**TASK STATEMENT:** Every entry that follows should be reproduced exactly.

**RECORDS FOR THIS TASK:**
┄┄┄┄┄┄┄┄┄┄┄┄┄┄┄┄┄┄┄┄
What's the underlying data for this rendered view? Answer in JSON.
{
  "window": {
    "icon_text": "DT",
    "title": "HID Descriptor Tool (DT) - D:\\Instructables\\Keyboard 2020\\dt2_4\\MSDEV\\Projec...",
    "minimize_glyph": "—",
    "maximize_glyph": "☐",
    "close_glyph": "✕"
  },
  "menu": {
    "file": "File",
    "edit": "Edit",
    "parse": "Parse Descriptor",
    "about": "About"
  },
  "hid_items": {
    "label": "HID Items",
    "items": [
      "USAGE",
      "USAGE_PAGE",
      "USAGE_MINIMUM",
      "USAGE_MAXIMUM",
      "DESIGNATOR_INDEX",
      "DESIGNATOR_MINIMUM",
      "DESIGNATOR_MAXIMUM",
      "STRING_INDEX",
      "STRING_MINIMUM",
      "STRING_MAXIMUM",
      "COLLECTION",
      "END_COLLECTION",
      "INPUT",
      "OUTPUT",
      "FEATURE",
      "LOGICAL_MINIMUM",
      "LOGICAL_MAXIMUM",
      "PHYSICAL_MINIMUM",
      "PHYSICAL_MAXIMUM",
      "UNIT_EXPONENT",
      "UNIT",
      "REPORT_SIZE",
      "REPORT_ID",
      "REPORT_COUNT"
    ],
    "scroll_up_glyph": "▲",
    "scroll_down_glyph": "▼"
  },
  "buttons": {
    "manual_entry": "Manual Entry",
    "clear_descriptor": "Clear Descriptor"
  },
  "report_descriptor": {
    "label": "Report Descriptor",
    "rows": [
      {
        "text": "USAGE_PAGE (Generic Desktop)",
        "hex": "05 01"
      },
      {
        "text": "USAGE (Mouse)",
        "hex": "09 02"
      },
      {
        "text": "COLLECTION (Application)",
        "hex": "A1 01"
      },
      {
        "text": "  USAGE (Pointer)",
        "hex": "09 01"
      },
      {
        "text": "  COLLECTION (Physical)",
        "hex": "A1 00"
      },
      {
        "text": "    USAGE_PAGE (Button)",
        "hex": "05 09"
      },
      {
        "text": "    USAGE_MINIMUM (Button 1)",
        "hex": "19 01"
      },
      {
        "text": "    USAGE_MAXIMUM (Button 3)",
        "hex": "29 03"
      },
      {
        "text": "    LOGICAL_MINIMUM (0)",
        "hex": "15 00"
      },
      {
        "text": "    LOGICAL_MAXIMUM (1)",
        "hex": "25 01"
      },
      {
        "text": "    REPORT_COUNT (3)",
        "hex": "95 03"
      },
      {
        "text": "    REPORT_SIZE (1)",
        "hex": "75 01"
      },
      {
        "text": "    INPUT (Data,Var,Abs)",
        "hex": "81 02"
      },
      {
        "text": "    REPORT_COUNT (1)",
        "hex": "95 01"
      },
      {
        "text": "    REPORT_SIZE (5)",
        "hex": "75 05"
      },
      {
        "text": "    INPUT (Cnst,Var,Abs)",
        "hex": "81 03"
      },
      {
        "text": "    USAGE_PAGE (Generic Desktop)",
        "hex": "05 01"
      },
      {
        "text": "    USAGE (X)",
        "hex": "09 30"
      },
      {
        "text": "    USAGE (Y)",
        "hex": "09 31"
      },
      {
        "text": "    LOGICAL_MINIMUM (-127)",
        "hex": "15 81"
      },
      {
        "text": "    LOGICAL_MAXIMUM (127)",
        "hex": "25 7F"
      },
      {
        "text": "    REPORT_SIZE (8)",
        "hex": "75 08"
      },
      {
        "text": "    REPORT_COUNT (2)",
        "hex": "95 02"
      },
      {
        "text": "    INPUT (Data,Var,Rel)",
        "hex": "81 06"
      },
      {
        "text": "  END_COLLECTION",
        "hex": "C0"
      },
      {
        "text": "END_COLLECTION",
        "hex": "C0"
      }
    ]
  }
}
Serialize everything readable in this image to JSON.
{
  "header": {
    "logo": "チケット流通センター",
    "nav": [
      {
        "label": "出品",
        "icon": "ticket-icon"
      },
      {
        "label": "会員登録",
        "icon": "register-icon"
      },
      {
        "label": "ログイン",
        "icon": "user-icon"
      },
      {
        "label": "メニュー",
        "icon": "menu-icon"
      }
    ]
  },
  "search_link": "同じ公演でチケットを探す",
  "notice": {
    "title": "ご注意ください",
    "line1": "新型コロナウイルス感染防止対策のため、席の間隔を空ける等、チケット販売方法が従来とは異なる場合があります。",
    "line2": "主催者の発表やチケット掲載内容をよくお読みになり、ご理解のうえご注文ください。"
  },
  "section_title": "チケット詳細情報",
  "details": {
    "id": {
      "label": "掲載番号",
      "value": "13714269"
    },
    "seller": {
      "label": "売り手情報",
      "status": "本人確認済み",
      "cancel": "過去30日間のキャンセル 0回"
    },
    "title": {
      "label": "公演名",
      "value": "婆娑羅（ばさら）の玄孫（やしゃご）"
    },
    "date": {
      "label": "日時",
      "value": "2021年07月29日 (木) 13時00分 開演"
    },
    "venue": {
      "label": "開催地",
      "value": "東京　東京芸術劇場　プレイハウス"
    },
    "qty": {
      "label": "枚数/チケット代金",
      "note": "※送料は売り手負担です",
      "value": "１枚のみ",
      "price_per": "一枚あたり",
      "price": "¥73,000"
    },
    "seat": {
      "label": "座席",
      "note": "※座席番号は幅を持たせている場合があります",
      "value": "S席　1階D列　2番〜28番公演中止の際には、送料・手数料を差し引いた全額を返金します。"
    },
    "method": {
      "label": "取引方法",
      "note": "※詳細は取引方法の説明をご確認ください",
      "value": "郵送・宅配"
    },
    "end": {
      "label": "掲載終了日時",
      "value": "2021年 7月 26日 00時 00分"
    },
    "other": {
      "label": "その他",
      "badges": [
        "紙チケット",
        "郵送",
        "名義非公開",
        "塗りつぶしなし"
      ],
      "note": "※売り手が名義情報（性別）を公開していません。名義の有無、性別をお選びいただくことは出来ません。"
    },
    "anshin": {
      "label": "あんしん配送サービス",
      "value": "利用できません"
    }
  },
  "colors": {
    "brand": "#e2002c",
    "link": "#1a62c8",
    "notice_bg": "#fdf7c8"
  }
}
┄┄┄┄┄┄┄┄┄┄┄┄┄┄┄┄┄┄┄┄
**RESULT BELOW:**
What's the underlying data for this rendered view? Answer in JSON.
{
  "window": {
    "icon_text": "DT",
    "title": "HID Descriptor Tool (DT) - D:\\Instructables\\Keyboard 2020\\dt2_4\\MSDEV\\Projec...",
    "minimize_glyph": "—",
    "maximize_glyph": "☐",
    "close_glyph": "✕"
  },
  "menu": {
    "file": "File",
    "edit": "Edit",
    "parse": "Parse Descriptor",
    "about": "About"
  },
  "hid_items": {
    "label": "HID Items",
    "items": [
      "USAGE",
      "USAGE_PAGE",
      "USAGE_MINIMUM",
      "USAGE_MAXIMUM",
      "DESIGNATOR_INDEX",
      "DESIGNATOR_MINIMUM",
      "DESIGNATOR_MAXIMUM",
      "STRING_INDEX",
      "STRING_MINIMUM",
      "STRING_MAXIMUM",
      "COLLECTION",
      "END_COLLECTION",
      "INPUT",
      "OUTPUT",
      "FEATURE",
      "LOGICAL_MINIMUM",
      "LOGICAL_MAXIMUM",
      "PHYSICAL_MINIMUM",
      "PHYSICAL_MAXIMUM",
      "UNIT_EXPONENT",
      "UNIT",
      "REPORT_SIZE",
      "REPORT_ID",
      "REPORT_COUNT"
    ],
    "scroll_up_glyph": "▲",
    "scroll_down_glyph": "▼"
  },
  "buttons": {
    "manual_entry": "Manual Entry",
    "clear_descriptor": "Clear Descriptor"
  },
  "report_descriptor": {
    "label": "Report Descriptor",
    "rows": [
      {
        "text": "USAGE_PAGE (Generic Desktop)",
        "hex": "05 01"
      },
      {
        "text": "USAGE (Mouse)",
        "hex": "09 02"
      },
      {
        "text": "COLLECTION (Application)",
        "hex": "A1 01"
      },
      {
        "text": "  USAGE (Pointer)",
        "hex": "09 01"
      },
      {
        "text": "  COLLECTION (Physical)",
        "hex": "A1 00"
      },
      {
        "text": "    USAGE_PAGE (Button)",
        "hex": "05 09"
      },
      {
        "text": "    USAGE_MINIMUM (Button 1)",
        "hex": "19 01"
      },
      {
        "text": "    USAGE_MAXIMUM (Button 3)",
        "hex": "29 03"
      },
      {
        "text": "    LOGICAL_MINIMUM (0)",
        "hex": "15 00"
      },
      {
        "text": "    LOGICAL_MAXIMUM (1)",
        "hex": "25 01"
      },
      {
        "text": "    REPORT_COUNT (3)",
        "hex": "95 03"
      },
      {
        "text": "    REPORT_SIZE (1)",
        "hex": "75 01"
      },
      {
        "text": "    INPUT (Data,Var,Abs)",
        "hex": "81 02"
      },
      {
        "text": "    REPORT_COUNT (1)",
        "hex": "95 01"
      },
      {
        "text": "    REPORT_SIZE (5)",
        "hex": "75 05"
      },
      {
        "text": "    INPUT (Cnst,Var,Abs)",
        "hex": "81 03"
      },
      {
        "text": "    USAGE_PAGE (Generic Desktop)",
        "hex": "05 01"
      },
      {
        "text": "    USAGE (X)",
        "hex": "09 30"
      },
      {
        "text": "    USAGE (Y)",
        "hex": "09 31"
      },
      {
        "text": "    LOGICAL_MINIMUM (-127)",
        "hex": "15 81"
      },
      {
        "text": "    LOGICAL_MAXIMUM (127)",
        "hex": "25 7F"
      },
      {
        "text": "    REPORT_SIZE (8)",
        "hex": "75 08"
      },
      {
        "text": "    REPORT_COUNT (2)",
        "hex": "95 02"
      },
      {
        "text": "    INPUT (Data,Var,Rel)",
        "hex": "81 06"
      },
      {
        "text": "  END_COLLECTION",
        "hex": "C0"
      },
      {
        "text": "END_COLLECTION",
        "hex": "C0"
      }
    ]
  }
}
Serialize everything readable in this image to JSON.
{
  "header": {
    "logo": "チケット流通センター",
    "nav": [
      {
        "label": "出品",
        "icon": "ticket-icon"
      },
      {
        "label": "会員登録",
        "icon": "register-icon"
      },
      {
        "label": "ログイン",
        "icon": "user-icon"
      },
      {
        "label": "メニュー",
        "icon": "menu-icon"
      }
    ]
  },
  "search_link": "同じ公演でチケットを探す",
  "notice": {
    "title": "ご注意ください",
    "line1": "新型コロナウイルス感染防止対策のため、席の間隔を空ける等、チケット販売方法が従来とは異なる場合があります。",
    "line2": "主催者の発表やチケット掲載内容をよくお読みになり、ご理解のうえご注文ください。"
  },
  "section_title": "チケット詳細情報",
  "details": {
    "id": {
      "label": "掲載番号",
      "value": "13714269"
    },
    "seller": {
      "label": "売り手情報",
      "status": "本人確認済み",
      "cancel": "過去30日間のキャンセル 0回"
    },
    "title": {
      "label": "公演名",
      "value": "婆娑羅（ばさら）の玄孫（やしゃご）"
    },
    "date": {
      "label": "日時",
      "value": "2021年07月29日 (木) 13時00分 開演"
    },
    "venue": {
      "label": "開催地",
      "value": "東京　東京芸術劇場　プレイハウス"
    },
    "qty": {
      "label": "枚数/チケット代金",
      "note": "※送料は売り手負担です",
      "value": "１枚のみ",
      "price_per": "一枚あたり",
      "price": "¥73,000"
    },
    "seat": {
      "label": "座席",
      "note": "※座席番号は幅を持たせている場合があります",
      "value": "S席　1階D列　2番〜28番公演中止の際には、送料・手数料を差し引いた全額を返金します。"
    },
    "method": {
      "label": "取引方法",
      "note": "※詳細は取引方法の説明をご確認ください",
      "value": "郵送・宅配"
    },
    "end": {
      "label": "掲載終了日時",
      "value": "2021年 7月 26日 00時 00分"
    },
    "other": {
      "label": "その他",
      "badges": [
        "紙チケット",
        "郵送",
        "名義非公開",
        "塗りつぶしなし"
      ],
      "note": "※売り手が名義情報（性別）を公開していません。名義の有無、性別をお選びいただくことは出来ません。"
    },
    "anshin": {
      "label": "あんしん配送サービス",
      "value": "利用できません"
    }
  },
  "colors": {
    "brand": "#e2002c",
    "link": "#1a62c8",
    "notice_bg": "#fdf7c8"
  }
}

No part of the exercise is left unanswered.